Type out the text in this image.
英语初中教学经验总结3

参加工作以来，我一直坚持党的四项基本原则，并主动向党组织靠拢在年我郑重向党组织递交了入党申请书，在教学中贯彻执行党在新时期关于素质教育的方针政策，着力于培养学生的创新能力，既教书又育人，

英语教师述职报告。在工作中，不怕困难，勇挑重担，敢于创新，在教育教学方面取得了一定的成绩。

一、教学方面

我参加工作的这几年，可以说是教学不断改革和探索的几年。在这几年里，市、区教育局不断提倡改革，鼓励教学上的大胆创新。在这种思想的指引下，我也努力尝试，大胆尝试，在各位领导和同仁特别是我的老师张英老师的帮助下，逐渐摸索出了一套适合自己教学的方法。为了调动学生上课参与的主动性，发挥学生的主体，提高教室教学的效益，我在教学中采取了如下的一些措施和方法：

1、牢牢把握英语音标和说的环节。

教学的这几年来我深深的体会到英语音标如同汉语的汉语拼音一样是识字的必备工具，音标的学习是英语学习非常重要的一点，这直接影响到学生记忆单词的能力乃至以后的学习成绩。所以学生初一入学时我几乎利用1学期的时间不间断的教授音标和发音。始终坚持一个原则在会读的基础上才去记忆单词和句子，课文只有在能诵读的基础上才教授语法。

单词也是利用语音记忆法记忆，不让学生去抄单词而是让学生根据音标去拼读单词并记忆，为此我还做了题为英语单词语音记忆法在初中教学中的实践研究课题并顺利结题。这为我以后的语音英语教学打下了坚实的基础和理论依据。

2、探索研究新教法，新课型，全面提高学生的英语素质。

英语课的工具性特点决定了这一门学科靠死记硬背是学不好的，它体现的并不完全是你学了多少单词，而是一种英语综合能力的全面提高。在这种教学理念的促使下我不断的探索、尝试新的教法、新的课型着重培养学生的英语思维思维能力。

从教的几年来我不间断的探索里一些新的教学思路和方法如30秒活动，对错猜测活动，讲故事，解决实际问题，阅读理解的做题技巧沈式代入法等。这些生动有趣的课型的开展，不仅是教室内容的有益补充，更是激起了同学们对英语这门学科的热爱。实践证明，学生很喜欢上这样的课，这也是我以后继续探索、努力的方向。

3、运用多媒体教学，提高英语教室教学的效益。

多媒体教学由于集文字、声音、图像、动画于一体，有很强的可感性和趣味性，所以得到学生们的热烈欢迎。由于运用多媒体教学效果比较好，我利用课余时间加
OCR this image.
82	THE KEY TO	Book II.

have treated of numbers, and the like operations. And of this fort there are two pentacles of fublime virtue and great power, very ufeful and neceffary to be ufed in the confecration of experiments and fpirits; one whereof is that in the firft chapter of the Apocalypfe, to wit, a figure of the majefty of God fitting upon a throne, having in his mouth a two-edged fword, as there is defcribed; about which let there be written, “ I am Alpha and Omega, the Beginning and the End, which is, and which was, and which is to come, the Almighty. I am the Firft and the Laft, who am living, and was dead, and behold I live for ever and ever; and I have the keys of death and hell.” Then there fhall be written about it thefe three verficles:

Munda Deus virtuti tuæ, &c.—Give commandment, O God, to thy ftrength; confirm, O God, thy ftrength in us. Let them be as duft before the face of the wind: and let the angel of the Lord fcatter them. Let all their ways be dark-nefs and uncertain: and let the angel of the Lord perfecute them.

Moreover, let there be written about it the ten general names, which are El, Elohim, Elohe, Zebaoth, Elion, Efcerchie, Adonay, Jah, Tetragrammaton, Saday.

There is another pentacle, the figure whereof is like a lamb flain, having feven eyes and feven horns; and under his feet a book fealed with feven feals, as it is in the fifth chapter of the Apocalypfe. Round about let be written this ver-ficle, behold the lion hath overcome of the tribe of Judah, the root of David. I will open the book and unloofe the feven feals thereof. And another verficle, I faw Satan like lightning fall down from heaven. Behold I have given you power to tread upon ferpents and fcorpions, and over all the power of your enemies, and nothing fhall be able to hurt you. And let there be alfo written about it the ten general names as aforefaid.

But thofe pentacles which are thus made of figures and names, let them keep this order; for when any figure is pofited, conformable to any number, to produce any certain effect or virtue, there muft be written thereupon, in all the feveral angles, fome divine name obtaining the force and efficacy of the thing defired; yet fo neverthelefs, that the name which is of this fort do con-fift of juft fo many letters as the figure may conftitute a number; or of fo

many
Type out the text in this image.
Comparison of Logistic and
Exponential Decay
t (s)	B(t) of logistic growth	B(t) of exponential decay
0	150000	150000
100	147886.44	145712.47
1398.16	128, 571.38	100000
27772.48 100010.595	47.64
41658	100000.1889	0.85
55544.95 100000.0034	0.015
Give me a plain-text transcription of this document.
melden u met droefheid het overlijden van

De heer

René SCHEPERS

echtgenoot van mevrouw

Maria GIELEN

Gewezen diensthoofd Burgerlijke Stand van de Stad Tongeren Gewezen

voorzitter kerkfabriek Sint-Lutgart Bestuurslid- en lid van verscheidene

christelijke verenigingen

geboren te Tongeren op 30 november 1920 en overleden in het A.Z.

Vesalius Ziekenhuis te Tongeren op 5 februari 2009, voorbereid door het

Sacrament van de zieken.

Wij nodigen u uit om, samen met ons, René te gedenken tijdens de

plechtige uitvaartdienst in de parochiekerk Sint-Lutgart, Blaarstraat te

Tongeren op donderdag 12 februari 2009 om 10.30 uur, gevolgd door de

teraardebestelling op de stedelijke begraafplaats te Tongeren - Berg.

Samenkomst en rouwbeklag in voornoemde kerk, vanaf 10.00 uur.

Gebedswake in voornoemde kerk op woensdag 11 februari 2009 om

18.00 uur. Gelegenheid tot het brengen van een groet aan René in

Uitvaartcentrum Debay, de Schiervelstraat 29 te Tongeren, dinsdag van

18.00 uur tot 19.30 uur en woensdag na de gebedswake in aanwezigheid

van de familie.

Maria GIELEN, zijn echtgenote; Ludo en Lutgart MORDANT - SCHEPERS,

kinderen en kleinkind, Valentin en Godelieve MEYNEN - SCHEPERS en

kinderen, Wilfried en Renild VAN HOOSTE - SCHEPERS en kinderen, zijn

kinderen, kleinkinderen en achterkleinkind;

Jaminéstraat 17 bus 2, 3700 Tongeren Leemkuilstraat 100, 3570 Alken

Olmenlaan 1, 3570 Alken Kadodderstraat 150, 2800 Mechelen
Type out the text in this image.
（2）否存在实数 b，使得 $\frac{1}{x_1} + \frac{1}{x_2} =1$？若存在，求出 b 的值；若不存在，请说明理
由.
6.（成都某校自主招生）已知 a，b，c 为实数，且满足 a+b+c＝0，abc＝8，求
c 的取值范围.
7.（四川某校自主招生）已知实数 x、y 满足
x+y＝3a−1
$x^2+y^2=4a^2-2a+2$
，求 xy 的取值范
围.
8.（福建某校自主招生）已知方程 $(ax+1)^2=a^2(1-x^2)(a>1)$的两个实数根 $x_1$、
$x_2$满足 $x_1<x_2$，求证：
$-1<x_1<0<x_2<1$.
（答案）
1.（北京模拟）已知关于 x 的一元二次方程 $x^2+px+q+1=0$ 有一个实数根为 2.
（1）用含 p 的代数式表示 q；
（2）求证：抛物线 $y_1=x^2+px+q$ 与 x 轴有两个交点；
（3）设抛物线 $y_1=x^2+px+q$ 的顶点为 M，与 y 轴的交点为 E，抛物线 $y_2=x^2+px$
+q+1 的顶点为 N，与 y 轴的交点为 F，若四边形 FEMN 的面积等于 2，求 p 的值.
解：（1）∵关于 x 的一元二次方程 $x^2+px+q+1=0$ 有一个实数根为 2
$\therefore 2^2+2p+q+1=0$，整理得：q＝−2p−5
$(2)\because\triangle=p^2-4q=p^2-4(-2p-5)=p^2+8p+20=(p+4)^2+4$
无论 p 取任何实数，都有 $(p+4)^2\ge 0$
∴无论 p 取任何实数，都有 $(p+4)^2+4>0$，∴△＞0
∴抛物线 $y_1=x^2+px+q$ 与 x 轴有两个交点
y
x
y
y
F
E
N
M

Aim
Filter the entries down to the lines containing "fort". Copy each of those lines.

Final answer
have treated of numbers, and the like operations. And of this fort there are two pentacles of fublime virtue and great power, very ufeful and neceffary to be ufed in the confecration of experiments and fpirits; one whereof is that in the firft chapter of the Apocalypfe, to wit, a figure of the majefty of God fitting upon a throne, having in his mouth a two-edged fword, as there is defcribed; about which let there be written, “ I am Alpha and Omega, the Beginning and the End, which is, and which was, and which is to come, the Almighty. I am the Firft and the Laft, who am living, and was dead, and behold I live for ever and ever; and I have the keys of death and hell.” Then there fhall be written about it thefe three verficles:
But thofe pentacles which are thus made of figures and names, let them keep this order; for when any figure is pofited, conformable to any number, to produce any certain effect or virtue, there muft be written thereupon, in all the feveral angles, fome divine name obtaining the force and efficacy of the thing defired; yet fo neverthelefs, that the name which is of this fort do con-fift of juft fo many letters as the figure may conftitute a number; or of fo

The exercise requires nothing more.